### Requirements
Go through the data below. List every line that holds the word "Mariae".
---------- Material for the task
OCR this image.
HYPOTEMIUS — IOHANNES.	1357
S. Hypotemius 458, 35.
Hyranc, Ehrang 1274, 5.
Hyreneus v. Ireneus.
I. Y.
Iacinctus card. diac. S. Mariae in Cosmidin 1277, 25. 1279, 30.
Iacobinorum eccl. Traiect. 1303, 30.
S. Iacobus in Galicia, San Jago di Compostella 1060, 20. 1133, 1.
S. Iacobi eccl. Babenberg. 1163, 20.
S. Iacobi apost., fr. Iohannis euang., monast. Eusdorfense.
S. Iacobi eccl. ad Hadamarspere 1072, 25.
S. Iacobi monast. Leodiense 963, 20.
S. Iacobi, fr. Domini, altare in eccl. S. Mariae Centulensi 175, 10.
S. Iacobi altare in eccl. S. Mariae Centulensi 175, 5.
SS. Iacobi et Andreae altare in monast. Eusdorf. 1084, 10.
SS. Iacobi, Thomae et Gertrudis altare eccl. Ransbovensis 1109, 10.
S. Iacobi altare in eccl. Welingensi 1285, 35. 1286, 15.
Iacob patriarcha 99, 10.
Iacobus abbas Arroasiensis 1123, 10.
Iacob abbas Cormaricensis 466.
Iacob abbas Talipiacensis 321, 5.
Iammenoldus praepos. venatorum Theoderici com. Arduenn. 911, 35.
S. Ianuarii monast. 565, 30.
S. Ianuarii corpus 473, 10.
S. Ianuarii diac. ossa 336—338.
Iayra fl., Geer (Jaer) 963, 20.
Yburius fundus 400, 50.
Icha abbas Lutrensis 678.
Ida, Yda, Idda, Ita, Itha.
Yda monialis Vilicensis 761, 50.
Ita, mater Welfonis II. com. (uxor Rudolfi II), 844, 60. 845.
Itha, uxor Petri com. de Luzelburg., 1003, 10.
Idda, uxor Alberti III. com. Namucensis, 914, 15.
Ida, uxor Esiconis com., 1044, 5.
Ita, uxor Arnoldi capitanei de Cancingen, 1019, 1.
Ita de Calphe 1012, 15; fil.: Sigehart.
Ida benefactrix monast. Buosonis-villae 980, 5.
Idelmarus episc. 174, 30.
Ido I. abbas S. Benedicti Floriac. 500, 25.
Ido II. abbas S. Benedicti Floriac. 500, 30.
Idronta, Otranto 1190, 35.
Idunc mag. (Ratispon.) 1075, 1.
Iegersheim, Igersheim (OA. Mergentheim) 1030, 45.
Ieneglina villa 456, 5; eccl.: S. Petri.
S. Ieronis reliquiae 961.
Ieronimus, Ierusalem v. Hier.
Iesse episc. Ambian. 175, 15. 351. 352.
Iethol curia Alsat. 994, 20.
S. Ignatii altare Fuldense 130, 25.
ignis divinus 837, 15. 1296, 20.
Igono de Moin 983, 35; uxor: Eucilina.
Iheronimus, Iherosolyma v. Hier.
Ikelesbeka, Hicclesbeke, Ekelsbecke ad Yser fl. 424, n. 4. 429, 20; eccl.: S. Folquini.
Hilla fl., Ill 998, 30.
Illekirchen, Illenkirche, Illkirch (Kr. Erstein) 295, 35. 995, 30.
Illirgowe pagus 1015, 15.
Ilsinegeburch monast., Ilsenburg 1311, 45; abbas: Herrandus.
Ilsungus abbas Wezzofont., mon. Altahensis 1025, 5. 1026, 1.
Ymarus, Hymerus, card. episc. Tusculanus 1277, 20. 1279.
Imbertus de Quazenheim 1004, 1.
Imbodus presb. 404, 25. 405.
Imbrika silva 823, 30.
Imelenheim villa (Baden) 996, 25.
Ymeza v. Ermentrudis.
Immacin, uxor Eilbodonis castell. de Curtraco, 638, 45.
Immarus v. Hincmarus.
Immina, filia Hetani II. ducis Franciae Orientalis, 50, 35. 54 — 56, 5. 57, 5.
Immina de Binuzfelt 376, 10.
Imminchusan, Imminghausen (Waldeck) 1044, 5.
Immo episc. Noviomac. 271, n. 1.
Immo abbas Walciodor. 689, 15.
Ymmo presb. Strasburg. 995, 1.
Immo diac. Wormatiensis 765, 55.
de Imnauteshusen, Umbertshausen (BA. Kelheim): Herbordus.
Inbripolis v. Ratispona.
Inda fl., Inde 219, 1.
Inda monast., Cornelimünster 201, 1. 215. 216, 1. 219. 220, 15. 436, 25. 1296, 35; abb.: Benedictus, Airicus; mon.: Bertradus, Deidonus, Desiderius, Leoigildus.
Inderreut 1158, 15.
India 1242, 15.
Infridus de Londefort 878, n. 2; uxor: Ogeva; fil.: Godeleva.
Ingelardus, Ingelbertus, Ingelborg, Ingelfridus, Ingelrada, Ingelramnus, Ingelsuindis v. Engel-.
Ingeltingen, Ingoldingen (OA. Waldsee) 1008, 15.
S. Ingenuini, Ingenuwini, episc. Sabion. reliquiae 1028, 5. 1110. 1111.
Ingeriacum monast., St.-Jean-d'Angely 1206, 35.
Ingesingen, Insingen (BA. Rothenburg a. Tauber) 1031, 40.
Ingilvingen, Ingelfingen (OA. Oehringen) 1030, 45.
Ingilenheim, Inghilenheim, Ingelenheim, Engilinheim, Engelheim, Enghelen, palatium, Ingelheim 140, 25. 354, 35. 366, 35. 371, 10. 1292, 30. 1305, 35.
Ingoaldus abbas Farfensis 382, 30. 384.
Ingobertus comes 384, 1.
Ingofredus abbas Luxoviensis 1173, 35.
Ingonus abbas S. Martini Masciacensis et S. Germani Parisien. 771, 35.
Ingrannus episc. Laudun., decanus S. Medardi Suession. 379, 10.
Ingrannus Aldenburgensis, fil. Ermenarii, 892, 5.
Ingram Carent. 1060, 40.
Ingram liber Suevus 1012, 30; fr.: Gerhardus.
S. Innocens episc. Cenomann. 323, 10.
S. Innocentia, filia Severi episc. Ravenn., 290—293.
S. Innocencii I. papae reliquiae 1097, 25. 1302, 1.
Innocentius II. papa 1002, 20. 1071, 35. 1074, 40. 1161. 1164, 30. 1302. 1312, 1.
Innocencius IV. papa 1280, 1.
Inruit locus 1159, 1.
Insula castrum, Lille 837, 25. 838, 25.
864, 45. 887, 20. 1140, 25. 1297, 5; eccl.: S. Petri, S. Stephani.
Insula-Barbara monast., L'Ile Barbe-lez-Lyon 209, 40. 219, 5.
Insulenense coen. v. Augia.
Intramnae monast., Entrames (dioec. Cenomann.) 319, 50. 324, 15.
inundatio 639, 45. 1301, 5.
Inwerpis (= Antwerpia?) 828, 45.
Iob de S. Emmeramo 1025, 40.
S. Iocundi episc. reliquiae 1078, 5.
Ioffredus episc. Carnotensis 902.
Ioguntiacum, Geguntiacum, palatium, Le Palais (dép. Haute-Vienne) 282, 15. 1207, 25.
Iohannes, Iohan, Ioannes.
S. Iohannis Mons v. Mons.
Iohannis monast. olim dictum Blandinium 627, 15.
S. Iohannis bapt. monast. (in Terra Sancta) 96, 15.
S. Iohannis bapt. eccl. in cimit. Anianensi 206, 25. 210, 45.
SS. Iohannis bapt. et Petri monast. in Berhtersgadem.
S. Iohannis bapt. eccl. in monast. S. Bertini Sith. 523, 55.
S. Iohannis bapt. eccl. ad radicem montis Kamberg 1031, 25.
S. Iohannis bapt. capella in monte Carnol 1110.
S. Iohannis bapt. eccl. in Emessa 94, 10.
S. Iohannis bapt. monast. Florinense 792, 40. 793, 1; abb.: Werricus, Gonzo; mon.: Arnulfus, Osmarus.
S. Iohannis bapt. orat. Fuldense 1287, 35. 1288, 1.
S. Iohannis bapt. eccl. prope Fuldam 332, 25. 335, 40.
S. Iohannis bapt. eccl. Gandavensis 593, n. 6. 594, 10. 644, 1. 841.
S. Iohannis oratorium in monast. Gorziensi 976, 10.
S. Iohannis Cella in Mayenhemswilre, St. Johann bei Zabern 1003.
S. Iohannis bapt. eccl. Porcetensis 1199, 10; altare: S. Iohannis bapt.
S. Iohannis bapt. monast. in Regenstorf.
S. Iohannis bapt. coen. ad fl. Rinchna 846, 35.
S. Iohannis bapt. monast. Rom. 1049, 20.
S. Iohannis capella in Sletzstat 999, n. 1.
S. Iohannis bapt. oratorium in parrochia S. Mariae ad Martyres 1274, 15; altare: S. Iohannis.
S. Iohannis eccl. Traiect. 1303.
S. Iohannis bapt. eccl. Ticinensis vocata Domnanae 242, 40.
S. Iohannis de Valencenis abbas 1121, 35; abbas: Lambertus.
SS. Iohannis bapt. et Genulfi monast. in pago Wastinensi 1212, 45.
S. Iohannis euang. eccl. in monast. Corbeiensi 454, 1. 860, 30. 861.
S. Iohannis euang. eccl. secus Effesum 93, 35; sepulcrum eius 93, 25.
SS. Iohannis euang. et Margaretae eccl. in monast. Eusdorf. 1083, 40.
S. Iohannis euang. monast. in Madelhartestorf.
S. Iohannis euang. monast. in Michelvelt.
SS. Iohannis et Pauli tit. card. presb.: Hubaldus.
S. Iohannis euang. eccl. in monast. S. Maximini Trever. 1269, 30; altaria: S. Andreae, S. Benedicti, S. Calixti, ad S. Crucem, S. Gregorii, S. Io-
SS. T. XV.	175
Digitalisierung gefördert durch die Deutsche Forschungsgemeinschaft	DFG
--------------------
### Complete response
Iacinctus card. diac. S. Mariae in Cosmidin 1277, 25. 1279, 30.
S. Iacobi, fr. Domini, altare in eccl. S. Mariae Centulensi 175, 10.
S. Iacobi altare in eccl. S. Mariae Centulensi 175, 5.
S. Iohannis bapt. oratorium in parrochia S. Mariae ad Martyres 1274, 15; altare: S. Iohannis.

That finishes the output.